DATA FOR ANALYSIS START

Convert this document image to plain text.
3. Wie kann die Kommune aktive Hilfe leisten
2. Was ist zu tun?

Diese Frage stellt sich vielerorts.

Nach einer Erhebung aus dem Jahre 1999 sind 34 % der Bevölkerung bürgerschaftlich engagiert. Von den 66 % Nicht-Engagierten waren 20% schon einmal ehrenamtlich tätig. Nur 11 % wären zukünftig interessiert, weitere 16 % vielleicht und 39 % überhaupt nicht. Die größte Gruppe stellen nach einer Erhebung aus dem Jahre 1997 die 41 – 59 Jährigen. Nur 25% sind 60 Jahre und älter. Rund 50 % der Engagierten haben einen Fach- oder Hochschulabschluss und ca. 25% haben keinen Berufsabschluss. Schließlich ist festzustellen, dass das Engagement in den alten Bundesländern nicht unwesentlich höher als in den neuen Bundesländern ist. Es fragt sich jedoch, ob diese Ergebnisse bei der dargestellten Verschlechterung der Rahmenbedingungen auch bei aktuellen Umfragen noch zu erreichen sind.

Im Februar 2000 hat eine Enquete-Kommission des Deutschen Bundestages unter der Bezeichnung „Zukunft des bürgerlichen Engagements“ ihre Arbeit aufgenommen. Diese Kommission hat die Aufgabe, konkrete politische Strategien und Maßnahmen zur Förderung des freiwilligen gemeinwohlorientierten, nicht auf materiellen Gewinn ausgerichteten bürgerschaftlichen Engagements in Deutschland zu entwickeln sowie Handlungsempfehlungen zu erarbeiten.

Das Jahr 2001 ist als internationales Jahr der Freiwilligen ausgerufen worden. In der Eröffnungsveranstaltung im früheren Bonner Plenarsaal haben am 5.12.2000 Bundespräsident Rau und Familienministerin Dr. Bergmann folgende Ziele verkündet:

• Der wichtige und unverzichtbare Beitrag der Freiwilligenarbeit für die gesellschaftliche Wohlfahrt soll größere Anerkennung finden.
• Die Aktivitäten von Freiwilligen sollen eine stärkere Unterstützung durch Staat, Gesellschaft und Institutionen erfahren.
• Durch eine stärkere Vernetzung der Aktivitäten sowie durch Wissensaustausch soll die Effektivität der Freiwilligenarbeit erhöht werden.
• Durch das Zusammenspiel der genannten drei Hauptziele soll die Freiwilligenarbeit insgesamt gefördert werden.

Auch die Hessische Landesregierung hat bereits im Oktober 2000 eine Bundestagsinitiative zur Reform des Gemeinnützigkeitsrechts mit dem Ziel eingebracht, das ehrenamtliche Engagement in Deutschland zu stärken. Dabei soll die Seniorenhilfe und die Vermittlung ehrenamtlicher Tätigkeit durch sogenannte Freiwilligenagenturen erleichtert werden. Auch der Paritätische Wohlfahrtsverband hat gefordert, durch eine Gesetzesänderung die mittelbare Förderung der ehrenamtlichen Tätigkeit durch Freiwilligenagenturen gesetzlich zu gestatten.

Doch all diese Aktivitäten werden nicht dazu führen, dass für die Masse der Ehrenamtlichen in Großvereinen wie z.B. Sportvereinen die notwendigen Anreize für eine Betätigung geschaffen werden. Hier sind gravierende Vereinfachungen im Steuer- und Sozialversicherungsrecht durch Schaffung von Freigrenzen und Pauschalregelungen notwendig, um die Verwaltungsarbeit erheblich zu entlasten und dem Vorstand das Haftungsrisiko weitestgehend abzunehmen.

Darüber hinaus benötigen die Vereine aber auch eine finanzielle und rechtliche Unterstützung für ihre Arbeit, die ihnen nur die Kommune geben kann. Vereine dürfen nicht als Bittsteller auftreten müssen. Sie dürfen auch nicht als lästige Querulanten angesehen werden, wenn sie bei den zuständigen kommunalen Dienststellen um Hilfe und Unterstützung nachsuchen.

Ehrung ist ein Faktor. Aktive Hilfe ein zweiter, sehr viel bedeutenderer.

DATA FOR ANALYSIS END

Could you return all of the data exactly as written?

Convert this document image to plain text.
3. Wie kann die Kommune aktive Hilfe leisten
2. Was ist zu tun?

Diese Frage stellt sich vielerorts.

Nach einer Erhebung aus dem Jahre 1999 sind 34 % der Bevölkerung bürgerschaftlich engagiert. Von den 66 % Nicht-Engagierten waren 20% schon einmal ehrenamtlich tätig. Nur 11 % wären zukünftig interessiert, weitere 16 % vielleicht und 39 % überhaupt nicht. Die größte Gruppe stellen nach einer Erhebung aus dem Jahre 1997 die 41 – 59 Jährigen. Nur 25% sind 60 Jahre und älter. Rund 50 % der Engagierten haben einen Fach- oder Hochschulabschluss und ca. 25% haben keinen Berufsabschluss. Schließlich ist festzustellen, dass das Engagement in den alten Bundesländern nicht unwesentlich höher als in den neuen Bundesländern ist. Es fragt sich jedoch, ob diese Ergebnisse bei der dargestellten Verschlechterung der Rahmenbedingungen auch bei aktuellen Umfragen noch zu erreichen sind.

Im Februar 2000 hat eine Enquete-Kommission des Deutschen Bundestages unter der Bezeichnung „Zukunft des bürgerlichen Engagements“ ihre Arbeit aufgenommen. Diese Kommission hat die Aufgabe, konkrete politische Strategien und Maßnahmen zur Förderung des freiwilligen gemeinwohlorientierten, nicht auf materiellen Gewinn ausgerichteten bürgerschaftlichen Engagements in Deutschland zu entwickeln sowie Handlungsempfehlungen zu erarbeiten.

Das Jahr 2001 ist als internationales Jahr der Freiwilligen ausgerufen worden. In der Eröffnungsveranstaltung im früheren Bonner Plenarsaal haben am 5.12.2000 Bundespräsident Rau und Familienministerin Dr. Bergmann folgende Ziele verkündet:

• Der wichtige und unverzichtbare Beitrag der Freiwilligenarbeit für die gesellschaftliche Wohlfahrt soll größere Anerkennung finden.
• Die Aktivitäten von Freiwilligen sollen eine stärkere Unterstützung durch Staat, Gesellschaft und Institutionen erfahren.
• Durch eine stärkere Vernetzung der Aktivitäten sowie durch Wissensaustausch soll die Effektivität der Freiwilligenarbeit erhöht werden.
• Durch das Zusammenspiel der genannten drei Hauptziele soll die Freiwilligenarbeit insgesamt gefördert werden.

Auch die Hessische Landesregierung hat bereits im Oktober 2000 eine Bundestagsinitiative zur Reform des Gemeinnützigkeitsrechts mit dem Ziel eingebracht, das ehrenamtliche Engagement in Deutschland zu stärken. Dabei soll die Seniorenhilfe und die Vermittlung ehrenamtlicher Tätigkeit durch sogenannte Freiwilligenagenturen erleichtert werden. Auch der Paritätische Wohlfahrtsverband hat gefordert, durch eine Gesetzesänderung die mittelbare Förderung der ehrenamtlichen Tätigkeit durch Freiwilligenagenturen gesetzlich zu gestatten.

Doch all diese Aktivitäten werden nicht dazu führen, dass für die Masse der Ehrenamtlichen in Großvereinen wie z.B. Sportvereinen die notwendigen Anreize für eine Betätigung geschaffen werden. Hier sind gravierende Vereinfachungen im Steuer- und Sozialversicherungsrecht durch Schaffung von Freigrenzen und Pauschalregelungen notwendig, um die Verwaltungsarbeit erheblich zu entlasten und dem Vorstand das Haftungsrisiko weitestgehend abzunehmen.

Darüber hinaus benötigen die Vereine aber auch eine finanzielle und rechtliche Unterstützung für ihre Arbeit, die ihnen nur die Kommune geben kann. Vereine dürfen nicht als Bittsteller auftreten müssen. Sie dürfen auch nicht als lästige Querulanten angesehen werden, wenn sie bei den zuständigen kommunalen Dienststellen um Hilfe und Unterstützung nachsuchen.

Ehrung ist ein Faktor. Aktive Hilfe ein zweiter, sehr viel bedeutenderer.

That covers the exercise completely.